◆ EXERCISE DIRECTIONS ◆
Every line of the data must be copied exactly.

◆ SUPPLIED DATA ◆
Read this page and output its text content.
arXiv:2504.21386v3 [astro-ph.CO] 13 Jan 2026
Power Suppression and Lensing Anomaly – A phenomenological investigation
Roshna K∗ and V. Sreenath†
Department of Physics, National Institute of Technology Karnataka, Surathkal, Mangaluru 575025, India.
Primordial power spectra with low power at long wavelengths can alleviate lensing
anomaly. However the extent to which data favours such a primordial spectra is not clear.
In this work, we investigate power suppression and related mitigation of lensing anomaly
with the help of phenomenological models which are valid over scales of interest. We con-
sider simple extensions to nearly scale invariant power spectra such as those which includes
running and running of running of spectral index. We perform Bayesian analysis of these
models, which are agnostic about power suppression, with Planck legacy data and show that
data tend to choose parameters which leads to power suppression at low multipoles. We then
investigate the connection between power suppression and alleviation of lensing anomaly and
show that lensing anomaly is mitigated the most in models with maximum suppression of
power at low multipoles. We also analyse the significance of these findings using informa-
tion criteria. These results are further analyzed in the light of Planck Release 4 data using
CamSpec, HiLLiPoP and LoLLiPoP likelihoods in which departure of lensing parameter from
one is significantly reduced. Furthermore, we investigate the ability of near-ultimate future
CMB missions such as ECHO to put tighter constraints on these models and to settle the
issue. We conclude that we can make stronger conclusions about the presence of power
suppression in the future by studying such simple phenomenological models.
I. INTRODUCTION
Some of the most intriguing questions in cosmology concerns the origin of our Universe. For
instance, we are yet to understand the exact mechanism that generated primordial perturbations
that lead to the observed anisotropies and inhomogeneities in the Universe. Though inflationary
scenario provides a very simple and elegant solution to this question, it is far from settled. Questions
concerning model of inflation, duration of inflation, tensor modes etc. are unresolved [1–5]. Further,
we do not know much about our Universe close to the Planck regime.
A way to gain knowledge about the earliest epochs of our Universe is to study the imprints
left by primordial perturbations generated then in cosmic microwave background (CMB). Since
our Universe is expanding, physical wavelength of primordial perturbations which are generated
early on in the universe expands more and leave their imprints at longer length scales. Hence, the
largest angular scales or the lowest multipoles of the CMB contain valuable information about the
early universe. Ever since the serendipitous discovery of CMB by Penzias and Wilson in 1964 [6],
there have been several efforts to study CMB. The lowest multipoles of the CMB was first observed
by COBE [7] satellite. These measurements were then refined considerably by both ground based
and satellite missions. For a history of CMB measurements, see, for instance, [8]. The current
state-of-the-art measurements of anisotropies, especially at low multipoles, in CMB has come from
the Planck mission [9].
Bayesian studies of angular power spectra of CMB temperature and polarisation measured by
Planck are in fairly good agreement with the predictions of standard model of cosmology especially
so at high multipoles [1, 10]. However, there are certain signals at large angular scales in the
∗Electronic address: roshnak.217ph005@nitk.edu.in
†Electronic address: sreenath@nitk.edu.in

◆ COMPLETE ANSWER ◆
Read this page and output its text content.
arXiv:2504.21386v3 [astro-ph.CO] 13 Jan 2026
Power Suppression and Lensing Anomaly – A phenomenological investigation
Roshna K∗ and V. Sreenath†
Department of Physics, National Institute of Technology Karnataka, Surathkal, Mangaluru 575025, India.
Primordial power spectra with low power at long wavelengths can alleviate lensing
anomaly. However the extent to which data favours such a primordial spectra is not clear.
In this work, we investigate power suppression and related mitigation of lensing anomaly
with the help of phenomenological models which are valid over scales of interest. We con-
sider simple extensions to nearly scale invariant power spectra such as those which includes
running and running of running of spectral index. We perform Bayesian analysis of these
models, which are agnostic about power suppression, with Planck legacy data and show that
data tend to choose parameters which leads to power suppression at low multipoles. We then
investigate the connection between power suppression and alleviation of lensing anomaly and
show that lensing anomaly is mitigated the most in models with maximum suppression of
power at low multipoles. We also analyse the significance of these findings using informa-
tion criteria. These results are further analyzed in the light of Planck Release 4 data using
CamSpec, HiLLiPoP and LoLLiPoP likelihoods in which departure of lensing parameter from
one is significantly reduced. Furthermore, we investigate the ability of near-ultimate future
CMB missions such as ECHO to put tighter constraints on these models and to settle the
issue. We conclude that we can make stronger conclusions about the presence of power
suppression in the future by studying such simple phenomenological models.
I. INTRODUCTION
Some of the most intriguing questions in cosmology concerns the origin of our Universe. For
instance, we are yet to understand the exact mechanism that generated primordial perturbations
that lead to the observed anisotropies and inhomogeneities in the Universe. Though inflationary
scenario provides a very simple and elegant solution to this question, it is far from settled. Questions
concerning model of inflation, duration of inflation, tensor modes etc. are unresolved [1–5]. Further,
we do not know much about our Universe close to the Planck regime.
A way to gain knowledge about the earliest epochs of our Universe is to study the imprints
left by primordial perturbations generated then in cosmic microwave background (CMB). Since
our Universe is expanding, physical wavelength of primordial perturbations which are generated
early on in the universe expands more and leave their imprints at longer length scales. Hence, the
largest angular scales or the lowest multipoles of the CMB contain valuable information about the
early universe. Ever since the serendipitous discovery of CMB by Penzias and Wilson in 1964 [6],
there have been several efforts to study CMB. The lowest multipoles of the CMB was first observed
by COBE [7] satellite. These measurements were then refined considerably by both ground based
and satellite missions. For a history of CMB measurements, see, for instance, [8]. The current
state-of-the-art measurements of anisotropies, especially at low multipoles, in CMB has come from
the Planck mission [9].
Bayesian studies of angular power spectra of CMB temperature and polarisation measured by
Planck are in fairly good agreement with the predictions of standard model of cosmology especially
so at high multipoles [1, 10]. However, there are certain signals at large angular scales in the
∗Electronic address: roshnak.217ph005@nitk.edu.in
†Electronic address: sreenath@nitk.edu.in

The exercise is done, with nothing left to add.